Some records
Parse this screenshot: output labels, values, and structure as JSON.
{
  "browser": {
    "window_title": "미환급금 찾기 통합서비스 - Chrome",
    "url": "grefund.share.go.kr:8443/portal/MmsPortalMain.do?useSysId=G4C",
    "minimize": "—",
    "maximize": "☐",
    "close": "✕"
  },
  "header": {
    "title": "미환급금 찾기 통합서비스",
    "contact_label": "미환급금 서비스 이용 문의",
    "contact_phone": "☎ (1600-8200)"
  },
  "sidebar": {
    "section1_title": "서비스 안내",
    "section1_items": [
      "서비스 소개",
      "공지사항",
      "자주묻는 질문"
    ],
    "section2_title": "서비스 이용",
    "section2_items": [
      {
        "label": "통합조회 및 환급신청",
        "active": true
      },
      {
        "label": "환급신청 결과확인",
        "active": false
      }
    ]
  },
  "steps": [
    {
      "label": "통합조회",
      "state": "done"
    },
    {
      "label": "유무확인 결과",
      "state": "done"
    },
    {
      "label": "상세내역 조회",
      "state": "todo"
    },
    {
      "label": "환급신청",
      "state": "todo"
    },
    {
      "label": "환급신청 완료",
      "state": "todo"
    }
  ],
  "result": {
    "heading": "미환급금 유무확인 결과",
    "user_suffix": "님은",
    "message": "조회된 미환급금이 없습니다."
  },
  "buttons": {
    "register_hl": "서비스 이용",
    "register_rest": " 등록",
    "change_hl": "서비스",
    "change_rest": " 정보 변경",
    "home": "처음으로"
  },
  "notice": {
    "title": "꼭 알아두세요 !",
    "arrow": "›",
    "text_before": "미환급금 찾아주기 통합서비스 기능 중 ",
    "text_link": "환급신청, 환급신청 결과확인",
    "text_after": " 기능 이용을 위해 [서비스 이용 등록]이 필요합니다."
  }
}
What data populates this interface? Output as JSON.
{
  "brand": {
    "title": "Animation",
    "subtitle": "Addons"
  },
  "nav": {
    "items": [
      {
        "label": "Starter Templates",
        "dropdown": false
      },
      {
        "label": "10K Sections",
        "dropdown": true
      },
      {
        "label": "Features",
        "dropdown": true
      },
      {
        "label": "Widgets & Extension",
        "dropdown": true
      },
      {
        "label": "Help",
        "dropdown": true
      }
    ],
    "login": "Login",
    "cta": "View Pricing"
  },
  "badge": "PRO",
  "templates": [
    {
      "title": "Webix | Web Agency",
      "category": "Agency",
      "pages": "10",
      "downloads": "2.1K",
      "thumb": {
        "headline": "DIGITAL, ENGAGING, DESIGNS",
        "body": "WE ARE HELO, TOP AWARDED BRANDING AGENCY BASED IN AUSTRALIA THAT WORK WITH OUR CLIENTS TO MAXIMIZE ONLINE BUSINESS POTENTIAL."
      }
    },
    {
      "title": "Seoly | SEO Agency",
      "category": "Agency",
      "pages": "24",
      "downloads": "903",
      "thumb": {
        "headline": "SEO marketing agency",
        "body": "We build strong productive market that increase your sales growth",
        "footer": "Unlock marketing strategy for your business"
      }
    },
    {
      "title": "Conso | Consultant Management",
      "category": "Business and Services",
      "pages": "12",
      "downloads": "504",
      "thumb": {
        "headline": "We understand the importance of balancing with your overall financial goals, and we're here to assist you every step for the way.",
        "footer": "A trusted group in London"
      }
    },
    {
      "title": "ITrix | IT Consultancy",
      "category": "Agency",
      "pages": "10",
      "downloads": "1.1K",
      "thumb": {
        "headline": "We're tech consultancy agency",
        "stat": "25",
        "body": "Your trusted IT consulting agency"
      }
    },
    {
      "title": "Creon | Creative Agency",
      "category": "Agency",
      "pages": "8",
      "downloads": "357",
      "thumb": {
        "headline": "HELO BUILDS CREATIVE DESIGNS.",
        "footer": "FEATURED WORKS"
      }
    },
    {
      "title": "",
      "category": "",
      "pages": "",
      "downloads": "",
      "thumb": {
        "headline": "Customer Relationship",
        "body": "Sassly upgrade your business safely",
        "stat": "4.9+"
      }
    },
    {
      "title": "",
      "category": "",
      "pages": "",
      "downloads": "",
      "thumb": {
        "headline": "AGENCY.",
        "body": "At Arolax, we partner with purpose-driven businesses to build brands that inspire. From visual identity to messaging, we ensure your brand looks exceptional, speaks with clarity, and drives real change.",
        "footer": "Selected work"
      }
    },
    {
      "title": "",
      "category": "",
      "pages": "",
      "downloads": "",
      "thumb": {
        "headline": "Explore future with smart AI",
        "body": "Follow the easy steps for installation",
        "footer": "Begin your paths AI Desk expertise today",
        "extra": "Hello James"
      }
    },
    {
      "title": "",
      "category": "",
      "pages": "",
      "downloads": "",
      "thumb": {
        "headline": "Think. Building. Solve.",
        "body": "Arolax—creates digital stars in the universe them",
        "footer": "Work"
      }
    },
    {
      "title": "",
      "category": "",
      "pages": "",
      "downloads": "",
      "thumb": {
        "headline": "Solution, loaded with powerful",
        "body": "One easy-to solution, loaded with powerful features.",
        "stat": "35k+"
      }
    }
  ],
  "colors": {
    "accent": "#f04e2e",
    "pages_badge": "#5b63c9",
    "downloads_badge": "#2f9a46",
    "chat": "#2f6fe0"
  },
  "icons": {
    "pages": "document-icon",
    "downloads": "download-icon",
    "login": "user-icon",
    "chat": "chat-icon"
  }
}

- TASK DETAILS -
Please output every record, keeping each line exact.

- SOLUTION TO THIS PROBLEM -
Parse this screenshot: output labels, values, and structure as JSON.
{
  "browser": {
    "window_title": "미환급금 찾기 통합서비스 - Chrome",
    "url": "grefund.share.go.kr:8443/portal/MmsPortalMain.do?useSysId=G4C",
    "minimize": "—",
    "maximize": "☐",
    "close": "✕"
  },
  "header": {
    "title": "미환급금 찾기 통합서비스",
    "contact_label": "미환급금 서비스 이용 문의",
    "contact_phone": "☎ (1600-8200)"
  },
  "sidebar": {
    "section1_title": "서비스 안내",
    "section1_items": [
      "서비스 소개",
      "공지사항",
      "자주묻는 질문"
    ],
    "section2_title": "서비스 이용",
    "section2_items": [
      {
        "label": "통합조회 및 환급신청",
        "active": true
      },
      {
        "label": "환급신청 결과확인",
        "active": false
      }
    ]
  },
  "steps": [
    {
      "label": "통합조회",
      "state": "done"
    },
    {
      "label": "유무확인 결과",
      "state": "done"
    },
    {
      "label": "상세내역 조회",
      "state": "todo"
    },
    {
      "label": "환급신청",
      "state": "todo"
    },
    {
      "label": "환급신청 완료",
      "state": "todo"
    }
  ],
  "result": {
    "heading": "미환급금 유무확인 결과",
    "user_suffix": "님은",
    "message": "조회된 미환급금이 없습니다."
  },
  "buttons": {
    "register_hl": "서비스 이용",
    "register_rest": " 등록",
    "change_hl": "서비스",
    "change_rest": " 정보 변경",
    "home": "처음으로"
  },
  "notice": {
    "title": "꼭 알아두세요 !",
    "arrow": "›",
    "text_before": "미환급금 찾아주기 통합서비스 기능 중 ",
    "text_link": "환급신청, 환급신청 결과확인",
    "text_after": " 기능 이용을 위해 [서비스 이용 등록]이 필요합니다."
  }
}
What data populates this interface? Output as JSON.
{
  "brand": {
    "title": "Animation",
    "subtitle": "Addons"
  },
  "nav": {
    "items": [
      {
        "label": "Starter Templates",
        "dropdown": false
      },
      {
        "label": "10K Sections",
        "dropdown": true
      },
      {
        "label": "Features",
        "dropdown": true
      },
      {
        "label": "Widgets & Extension",
        "dropdown": true
      },
      {
        "label": "Help",
        "dropdown": true
      }
    ],
    "login": "Login",
    "cta": "View Pricing"
  },
  "badge": "PRO",
  "templates": [
    {
      "title": "Webix | Web Agency",
      "category": "Agency",
      "pages": "10",
      "downloads": "2.1K",
      "thumb": {
        "headline": "DIGITAL, ENGAGING, DESIGNS",
        "body": "WE ARE HELO, TOP AWARDED BRANDING AGENCY BASED IN AUSTRALIA THAT WORK WITH OUR CLIENTS TO MAXIMIZE ONLINE BUSINESS POTENTIAL."
      }
    },
    {
      "title": "Seoly | SEO Agency",
      "category": "Agency",
      "pages": "24",
      "downloads": "903",
      "thumb": {
        "headline": "SEO marketing agency",
        "body": "We build strong productive market that increase your sales growth",
        "footer": "Unlock marketing strategy for your business"
      }
    },
    {
      "title": "Conso | Consultant Management",
      "category": "Business and Services",
      "pages": "12",
      "downloads": "504",
      "thumb": {
        "headline": "We understand the importance of balancing with your overall financial goals, and we're here to assist you every step for the way.",
        "footer": "A trusted group in London"
      }
    },
    {
      "title": "ITrix | IT Consultancy",
      "category": "Agency",
      "pages": "10",
      "downloads": "1.1K",
      "thumb": {
        "headline": "We're tech consultancy agency",
        "stat": "25",
        "body": "Your trusted IT consulting agency"
      }
    },
    {
      "title": "Creon | Creative Agency",
      "category": "Agency",
      "pages": "8",
      "downloads": "357",
      "thumb": {
        "headline": "HELO BUILDS CREATIVE DESIGNS.",
        "footer": "FEATURED WORKS"
      }
    },
    {
      "title": "",
      "category": "",
      "pages": "",
      "downloads": "",
      "thumb": {
        "headline": "Customer Relationship",
        "body": "Sassly upgrade your business safely",
        "stat": "4.9+"
      }
    },
    {
      "title": "",
      "category": "",
      "pages": "",
      "downloads": "",
      "thumb": {
        "headline": "AGENCY.",
        "body": "At Arolax, we partner with purpose-driven businesses to build brands that inspire. From visual identity to messaging, we ensure your brand looks exceptional, speaks with clarity, and drives real change.",
        "footer": "Selected work"
      }
    },
    {
      "title": "",
      "category": "",
      "pages": "",
      "downloads": "",
      "thumb": {
        "headline": "Explore future with smart AI",
        "body": "Follow the easy steps for installation",
        "footer": "Begin your paths AI Desk expertise today",
        "extra": "Hello James"
      }
    },
    {
      "title": "",
      "category": "",
      "pages": "",
      "downloads": "",
      "thumb": {
        "headline": "Think. Building. Solve.",
        "body": "Arolax—creates digital stars in the universe them",
        "footer": "Work"
      }
    },
    {
      "title": "",
      "category": "",
      "pages": "",
      "downloads": "",
      "thumb": {
        "headline": "Solution, loaded with powerful",
        "body": "One easy-to solution, loaded with powerful features.",
        "stat": "35k+"
      }
    }
  ],
  "colors": {
    "accent": "#f04e2e",
    "pages_badge": "#5b63c9",
    "downloads_badge": "#2f9a46",
    "chat": "#2f6fe0"
  },
  "icons": {
    "pages": "document-icon",
    "downloads": "download-icon",
    "login": "user-icon",
    "chat": "chat-icon"
  }
}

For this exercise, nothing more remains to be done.